- _EXERCISE REQUIREMENTS_: From the entries below, work out the number of lines that hold the word "image", and give that number alone.

— Start DATA SUPPLIED —

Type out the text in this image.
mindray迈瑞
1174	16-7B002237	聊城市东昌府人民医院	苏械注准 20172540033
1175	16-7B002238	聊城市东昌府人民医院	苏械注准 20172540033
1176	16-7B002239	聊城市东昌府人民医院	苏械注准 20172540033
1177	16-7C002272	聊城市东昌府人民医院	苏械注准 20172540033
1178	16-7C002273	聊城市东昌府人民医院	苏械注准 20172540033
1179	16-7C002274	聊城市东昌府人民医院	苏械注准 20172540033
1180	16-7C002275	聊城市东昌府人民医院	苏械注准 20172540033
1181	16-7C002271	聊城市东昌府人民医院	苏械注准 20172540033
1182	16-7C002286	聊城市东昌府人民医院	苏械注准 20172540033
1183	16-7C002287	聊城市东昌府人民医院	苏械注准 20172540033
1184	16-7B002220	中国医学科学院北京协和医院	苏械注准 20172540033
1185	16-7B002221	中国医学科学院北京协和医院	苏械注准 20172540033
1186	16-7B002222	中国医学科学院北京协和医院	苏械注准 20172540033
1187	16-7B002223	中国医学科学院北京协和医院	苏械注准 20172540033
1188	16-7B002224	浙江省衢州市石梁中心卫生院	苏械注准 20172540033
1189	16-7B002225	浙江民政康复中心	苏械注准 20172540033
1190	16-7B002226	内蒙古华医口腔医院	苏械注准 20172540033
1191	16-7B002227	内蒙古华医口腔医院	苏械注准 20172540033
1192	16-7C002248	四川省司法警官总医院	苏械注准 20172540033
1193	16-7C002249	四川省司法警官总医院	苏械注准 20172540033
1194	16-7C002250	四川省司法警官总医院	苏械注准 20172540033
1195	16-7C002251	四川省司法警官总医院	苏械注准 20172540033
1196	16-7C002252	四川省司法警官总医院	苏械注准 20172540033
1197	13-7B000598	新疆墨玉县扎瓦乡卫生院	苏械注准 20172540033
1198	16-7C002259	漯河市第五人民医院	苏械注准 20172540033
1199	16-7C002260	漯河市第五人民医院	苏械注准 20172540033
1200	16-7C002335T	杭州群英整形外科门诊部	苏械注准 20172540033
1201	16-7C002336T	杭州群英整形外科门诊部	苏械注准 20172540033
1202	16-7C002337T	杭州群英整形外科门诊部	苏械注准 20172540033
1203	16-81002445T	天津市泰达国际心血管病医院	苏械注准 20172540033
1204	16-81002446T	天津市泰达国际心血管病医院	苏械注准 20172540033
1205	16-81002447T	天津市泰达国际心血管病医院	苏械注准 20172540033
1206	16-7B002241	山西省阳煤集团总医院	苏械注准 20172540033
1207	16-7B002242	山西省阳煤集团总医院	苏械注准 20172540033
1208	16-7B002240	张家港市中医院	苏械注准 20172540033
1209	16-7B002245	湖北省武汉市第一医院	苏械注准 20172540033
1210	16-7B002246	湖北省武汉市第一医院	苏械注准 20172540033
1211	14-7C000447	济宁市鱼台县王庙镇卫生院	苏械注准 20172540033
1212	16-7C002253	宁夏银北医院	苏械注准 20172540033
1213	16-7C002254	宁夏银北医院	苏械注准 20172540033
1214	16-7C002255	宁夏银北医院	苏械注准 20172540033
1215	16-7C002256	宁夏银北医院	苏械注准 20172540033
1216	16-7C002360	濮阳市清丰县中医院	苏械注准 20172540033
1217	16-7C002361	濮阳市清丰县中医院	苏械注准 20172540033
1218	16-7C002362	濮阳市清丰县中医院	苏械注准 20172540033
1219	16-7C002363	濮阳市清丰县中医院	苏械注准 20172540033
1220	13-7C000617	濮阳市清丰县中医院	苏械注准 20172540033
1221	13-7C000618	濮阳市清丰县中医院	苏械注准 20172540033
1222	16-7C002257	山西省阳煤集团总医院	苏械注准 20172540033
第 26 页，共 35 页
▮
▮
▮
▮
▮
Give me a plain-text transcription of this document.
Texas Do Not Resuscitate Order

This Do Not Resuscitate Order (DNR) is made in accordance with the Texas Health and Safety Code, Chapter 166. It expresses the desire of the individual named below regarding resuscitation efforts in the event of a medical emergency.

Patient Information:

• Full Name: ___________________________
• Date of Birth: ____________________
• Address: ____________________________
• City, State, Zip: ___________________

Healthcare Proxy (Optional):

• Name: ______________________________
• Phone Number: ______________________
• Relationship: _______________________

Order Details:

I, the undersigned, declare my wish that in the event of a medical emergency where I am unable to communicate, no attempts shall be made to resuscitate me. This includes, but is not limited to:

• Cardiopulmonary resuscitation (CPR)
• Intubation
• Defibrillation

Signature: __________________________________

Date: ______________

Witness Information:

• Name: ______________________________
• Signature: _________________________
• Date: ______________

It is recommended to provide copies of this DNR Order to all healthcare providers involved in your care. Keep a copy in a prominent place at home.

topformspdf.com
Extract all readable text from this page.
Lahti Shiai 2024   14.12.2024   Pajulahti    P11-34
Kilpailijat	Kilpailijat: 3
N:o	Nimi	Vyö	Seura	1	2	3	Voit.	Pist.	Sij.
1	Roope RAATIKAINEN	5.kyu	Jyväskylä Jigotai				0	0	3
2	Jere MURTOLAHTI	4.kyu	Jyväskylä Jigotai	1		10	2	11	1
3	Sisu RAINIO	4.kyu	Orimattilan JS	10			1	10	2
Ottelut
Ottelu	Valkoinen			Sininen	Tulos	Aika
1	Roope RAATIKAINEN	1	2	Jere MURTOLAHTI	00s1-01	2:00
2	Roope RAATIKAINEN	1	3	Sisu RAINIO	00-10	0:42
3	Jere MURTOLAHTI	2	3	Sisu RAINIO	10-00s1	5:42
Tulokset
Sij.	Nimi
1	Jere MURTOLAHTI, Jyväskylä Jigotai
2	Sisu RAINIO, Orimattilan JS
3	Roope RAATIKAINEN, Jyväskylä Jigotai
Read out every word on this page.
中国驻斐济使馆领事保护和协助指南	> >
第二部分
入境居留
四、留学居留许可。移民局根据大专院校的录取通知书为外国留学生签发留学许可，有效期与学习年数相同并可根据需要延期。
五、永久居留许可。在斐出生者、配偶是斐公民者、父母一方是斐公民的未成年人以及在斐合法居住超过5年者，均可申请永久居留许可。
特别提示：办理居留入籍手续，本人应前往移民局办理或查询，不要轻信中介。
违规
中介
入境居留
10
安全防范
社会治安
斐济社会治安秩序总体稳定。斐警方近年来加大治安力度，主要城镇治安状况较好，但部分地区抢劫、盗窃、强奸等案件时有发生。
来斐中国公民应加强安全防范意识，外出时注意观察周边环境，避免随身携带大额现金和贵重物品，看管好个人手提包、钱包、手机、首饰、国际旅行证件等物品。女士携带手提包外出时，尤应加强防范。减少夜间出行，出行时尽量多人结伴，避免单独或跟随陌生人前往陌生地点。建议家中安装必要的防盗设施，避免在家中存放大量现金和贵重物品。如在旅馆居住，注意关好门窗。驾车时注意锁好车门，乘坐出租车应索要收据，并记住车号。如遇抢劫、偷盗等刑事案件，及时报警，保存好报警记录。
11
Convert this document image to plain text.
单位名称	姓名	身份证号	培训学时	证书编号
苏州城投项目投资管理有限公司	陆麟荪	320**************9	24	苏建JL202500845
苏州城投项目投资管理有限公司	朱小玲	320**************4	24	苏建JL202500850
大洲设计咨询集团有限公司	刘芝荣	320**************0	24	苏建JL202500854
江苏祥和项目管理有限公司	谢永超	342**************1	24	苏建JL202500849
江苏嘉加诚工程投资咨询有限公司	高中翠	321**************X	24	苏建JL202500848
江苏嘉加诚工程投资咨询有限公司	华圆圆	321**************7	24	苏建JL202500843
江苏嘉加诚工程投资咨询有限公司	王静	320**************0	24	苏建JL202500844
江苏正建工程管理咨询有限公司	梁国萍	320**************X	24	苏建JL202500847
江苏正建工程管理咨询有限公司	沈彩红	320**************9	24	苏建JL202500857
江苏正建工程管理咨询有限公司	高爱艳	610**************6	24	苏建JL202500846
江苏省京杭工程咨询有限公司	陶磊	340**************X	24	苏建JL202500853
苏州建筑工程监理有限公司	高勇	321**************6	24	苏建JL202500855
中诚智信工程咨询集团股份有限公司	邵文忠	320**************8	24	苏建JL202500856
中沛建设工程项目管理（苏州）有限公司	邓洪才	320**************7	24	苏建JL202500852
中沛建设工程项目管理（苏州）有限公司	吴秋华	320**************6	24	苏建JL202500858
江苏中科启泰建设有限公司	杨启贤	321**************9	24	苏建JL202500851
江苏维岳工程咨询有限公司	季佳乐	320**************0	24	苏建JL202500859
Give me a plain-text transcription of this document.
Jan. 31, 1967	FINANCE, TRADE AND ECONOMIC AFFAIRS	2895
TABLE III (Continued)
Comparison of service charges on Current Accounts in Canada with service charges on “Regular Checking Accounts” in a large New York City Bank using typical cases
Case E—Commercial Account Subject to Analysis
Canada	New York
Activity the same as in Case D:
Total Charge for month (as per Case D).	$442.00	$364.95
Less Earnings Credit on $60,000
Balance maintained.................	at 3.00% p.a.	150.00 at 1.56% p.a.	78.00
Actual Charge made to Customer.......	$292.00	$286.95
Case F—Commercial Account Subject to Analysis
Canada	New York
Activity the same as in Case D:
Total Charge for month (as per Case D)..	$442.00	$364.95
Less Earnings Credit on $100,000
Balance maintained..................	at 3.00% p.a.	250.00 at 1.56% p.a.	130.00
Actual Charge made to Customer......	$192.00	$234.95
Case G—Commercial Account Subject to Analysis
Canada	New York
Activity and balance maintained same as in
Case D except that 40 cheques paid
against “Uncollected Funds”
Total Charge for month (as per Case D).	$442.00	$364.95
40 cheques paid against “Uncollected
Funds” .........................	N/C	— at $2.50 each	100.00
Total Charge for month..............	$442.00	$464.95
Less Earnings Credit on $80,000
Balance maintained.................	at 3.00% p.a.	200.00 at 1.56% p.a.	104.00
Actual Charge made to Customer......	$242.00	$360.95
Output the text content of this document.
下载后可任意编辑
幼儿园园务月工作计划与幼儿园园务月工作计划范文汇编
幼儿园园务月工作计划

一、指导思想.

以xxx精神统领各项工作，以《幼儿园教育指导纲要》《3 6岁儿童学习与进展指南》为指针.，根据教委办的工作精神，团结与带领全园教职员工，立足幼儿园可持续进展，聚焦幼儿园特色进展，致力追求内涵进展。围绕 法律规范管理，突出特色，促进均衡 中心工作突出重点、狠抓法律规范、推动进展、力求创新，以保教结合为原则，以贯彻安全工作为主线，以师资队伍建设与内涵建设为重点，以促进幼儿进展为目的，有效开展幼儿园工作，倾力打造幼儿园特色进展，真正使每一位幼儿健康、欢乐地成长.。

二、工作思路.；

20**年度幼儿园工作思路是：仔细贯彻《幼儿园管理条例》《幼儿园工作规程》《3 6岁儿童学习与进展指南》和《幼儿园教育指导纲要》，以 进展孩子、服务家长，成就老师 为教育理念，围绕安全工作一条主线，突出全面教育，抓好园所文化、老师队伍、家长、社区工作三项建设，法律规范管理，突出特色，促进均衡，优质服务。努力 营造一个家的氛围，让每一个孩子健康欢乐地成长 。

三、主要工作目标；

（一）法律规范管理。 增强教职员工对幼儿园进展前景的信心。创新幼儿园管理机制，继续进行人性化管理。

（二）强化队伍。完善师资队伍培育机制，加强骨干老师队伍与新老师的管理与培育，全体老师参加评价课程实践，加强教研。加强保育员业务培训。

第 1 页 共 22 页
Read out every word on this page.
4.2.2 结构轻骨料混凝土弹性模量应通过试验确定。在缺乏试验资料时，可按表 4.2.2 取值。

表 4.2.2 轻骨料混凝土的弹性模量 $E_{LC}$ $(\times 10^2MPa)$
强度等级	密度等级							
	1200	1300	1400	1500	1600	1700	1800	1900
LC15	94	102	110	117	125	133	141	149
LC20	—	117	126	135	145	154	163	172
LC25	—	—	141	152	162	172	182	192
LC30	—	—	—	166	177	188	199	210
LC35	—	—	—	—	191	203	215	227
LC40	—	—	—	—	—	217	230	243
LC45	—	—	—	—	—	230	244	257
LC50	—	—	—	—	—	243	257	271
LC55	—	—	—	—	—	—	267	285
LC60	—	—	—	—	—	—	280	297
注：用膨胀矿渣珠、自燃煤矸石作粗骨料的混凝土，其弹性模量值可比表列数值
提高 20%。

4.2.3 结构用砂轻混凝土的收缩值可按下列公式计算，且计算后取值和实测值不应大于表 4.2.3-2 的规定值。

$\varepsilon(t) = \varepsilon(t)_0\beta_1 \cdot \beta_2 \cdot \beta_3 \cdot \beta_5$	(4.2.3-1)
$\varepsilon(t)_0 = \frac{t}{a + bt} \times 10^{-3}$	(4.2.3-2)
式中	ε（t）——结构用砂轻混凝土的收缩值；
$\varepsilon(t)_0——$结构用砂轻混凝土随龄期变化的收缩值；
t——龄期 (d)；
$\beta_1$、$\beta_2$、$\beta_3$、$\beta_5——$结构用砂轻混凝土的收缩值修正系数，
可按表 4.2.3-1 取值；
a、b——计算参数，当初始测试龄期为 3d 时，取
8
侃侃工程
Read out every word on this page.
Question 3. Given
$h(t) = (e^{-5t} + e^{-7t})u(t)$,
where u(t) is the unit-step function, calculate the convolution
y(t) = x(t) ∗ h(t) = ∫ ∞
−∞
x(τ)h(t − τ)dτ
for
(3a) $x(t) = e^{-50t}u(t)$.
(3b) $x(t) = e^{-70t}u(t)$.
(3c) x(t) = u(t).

— End DATA SUPPLIED —

- _ANSWER IN FULL_: 2